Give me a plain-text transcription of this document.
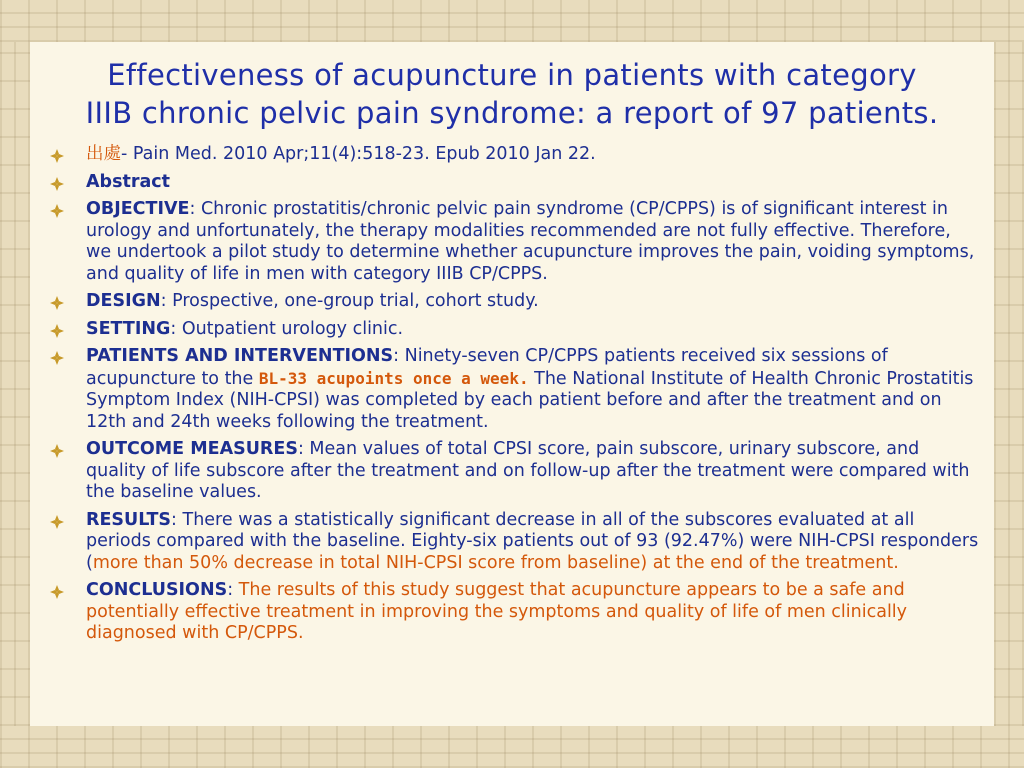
Effectiveness of acupuncture in patients with category
IIIB chronic pelvic pain syndrome: a report of 97 patients.
出處- Pain Med. 2010 Apr;11(4):518-23. Epub 2010 Jan 22.
Abstract
OBJECTIVE: Chronic prostatitis/chronic pelvic pain syndrome (CP/CPPS) is of significant interest in urology and unfortunately, the therapy modalities recommended are not fully effective. Therefore, we undertook a pilot study to determine whether acupuncture improves the pain, voiding symptoms, and quality of life in men with category IIIB CP/CPPS.
DESIGN: Prospective, one-group trial, cohort study.
SETTING: Outpatient urology clinic.
PATIENTS AND INTERVENTIONS: Ninety-seven CP/CPPS patients received six sessions of acupuncture to the BL-33 acupoints once a week. The National Institute of Health Chronic Prostatitis Symptom Index (NIH-CPSI) was completed by each patient before and after the treatment and on 12th and 24th weeks following the treatment.
OUTCOME MEASURES: Mean values of total CPSI score, pain subscore, urinary subscore, and quality of life subscore after the treatment and on follow-up after the treatment were compared with the baseline values.
RESULTS: There was a statistically significant decrease in all of the subscores evaluated at all periods compared with the baseline. Eighty-six patients out of 93 (92.47%) were NIH-CPSI responders (more than 50% decrease in total NIH-CPSI score from baseline) at the end of the treatment.
CONCLUSIONS: The results of this study suggest that acupuncture appears to be a safe and potentially effective treatment in improving the symptoms and quality of life of men clinically diagnosed with CP/CPPS.
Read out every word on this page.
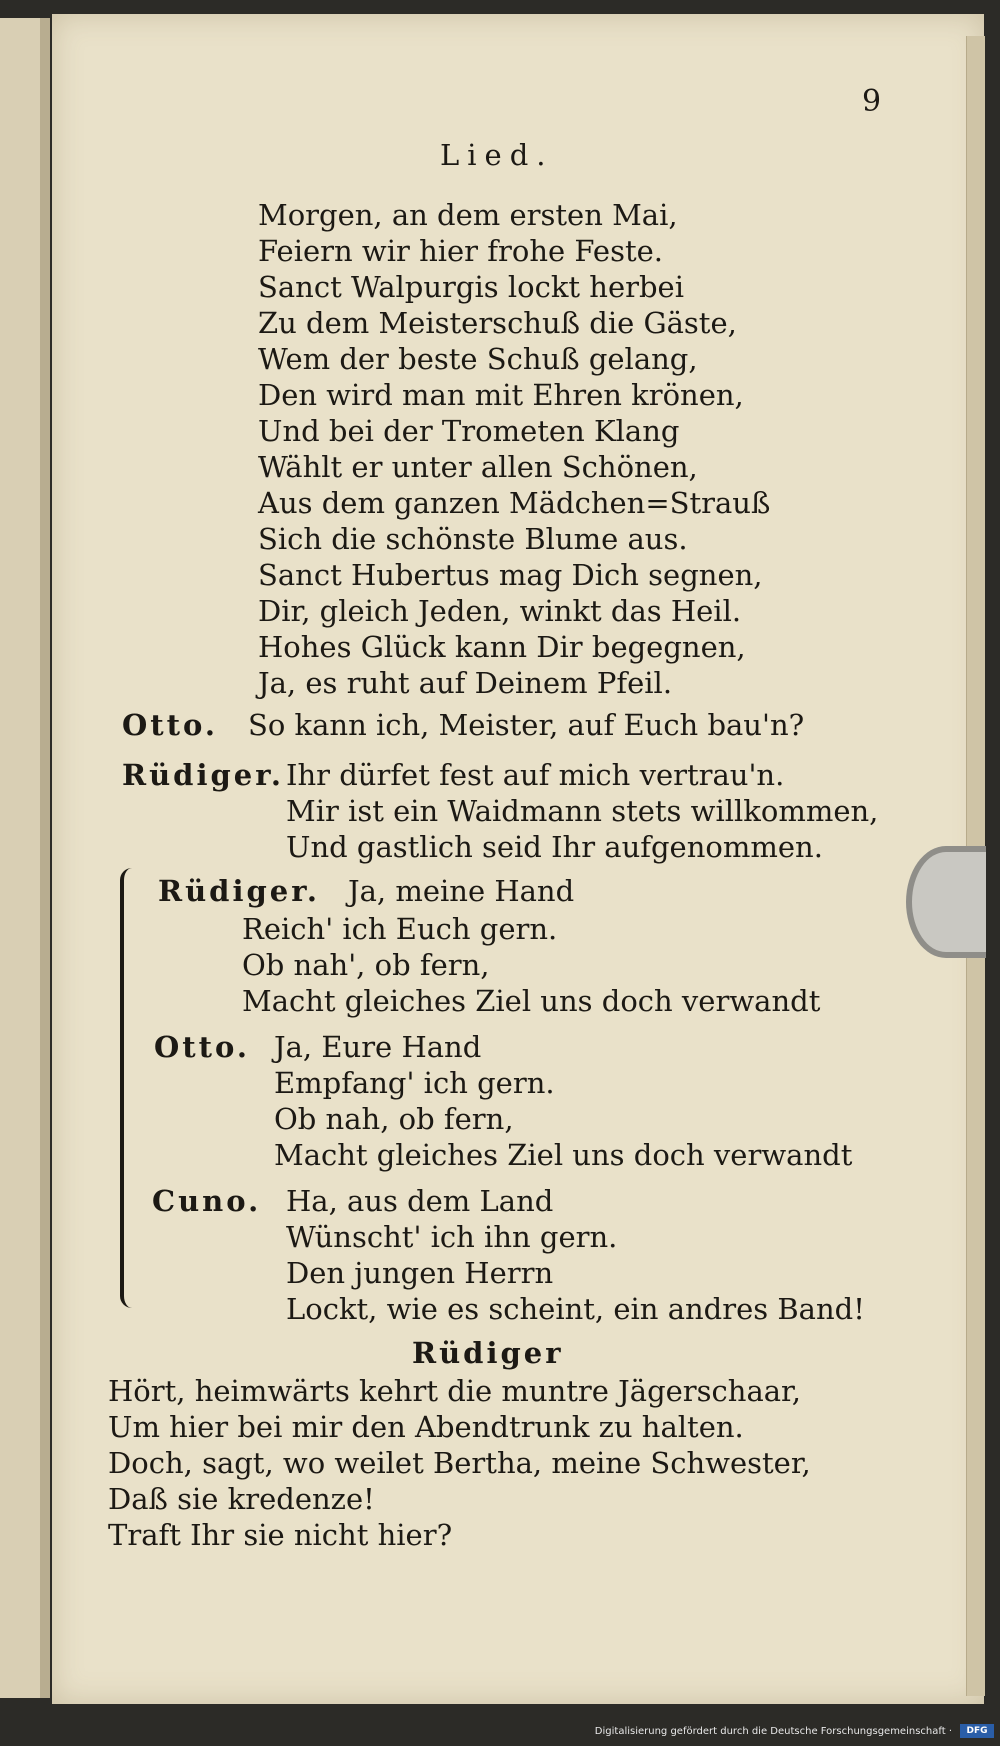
9
Lied.
Morgen, an dem ersten Mai,
Feiern wir hier frohe Feste.
Sanct Walpurgis lockt herbei
Zu dem Meisterschuß die Gäste,
Wem der beste Schuß gelang,
Den wird man mit Ehren krönen,
Und bei der Trometen Klang
Wählt er unter allen Schönen,
Aus dem ganzen Mädchen=Strauß
Sich die schönste Blume aus.
Sanct Hubertus mag Dich segnen,
Dir, gleich Jeden, winkt das Heil.
Hohes Glück kann Dir begegnen,
Ja, es ruht auf Deinem Pfeil.
Otto. So kann ich, Meister, auf Euch bau'n?
Rüdiger. Ihr dürfet fest auf mich vertrau'n.
Mir ist ein Waidmann stets willkommen,
Und gastlich seid Ihr aufgenommen.
Rüdiger. Ja, meine Hand
Reich' ich Euch gern.
Ob nah', ob fern,
Macht gleiches Ziel uns doch verwandt
Otto. Ja, Eure Hand
Empfang' ich gern.
Ob nah, ob fern,
Macht gleiches Ziel uns doch verwandt
Cuno. Ha, aus dem Land
Wünscht' ich ihn gern.
Den jungen Herrn
Lockt, wie es scheint, ein andres Band!
Rüdiger
Hört, heimwärts kehrt die muntre Jägerschaar,
Um hier bei mir den Abendtrunk zu halten.
Doch, sagt, wo weilet Bertha, meine Schwester,
Daß sie kredenze!
Traft Ihr sie nicht hier?
Digitalisierung gefördert durch die Deutsche Forschungsgemeinschaft ·	DFG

Assignment -> Please report how many lines in the records above contain the word "baseline", and give nothing but the number.

Response below -> 2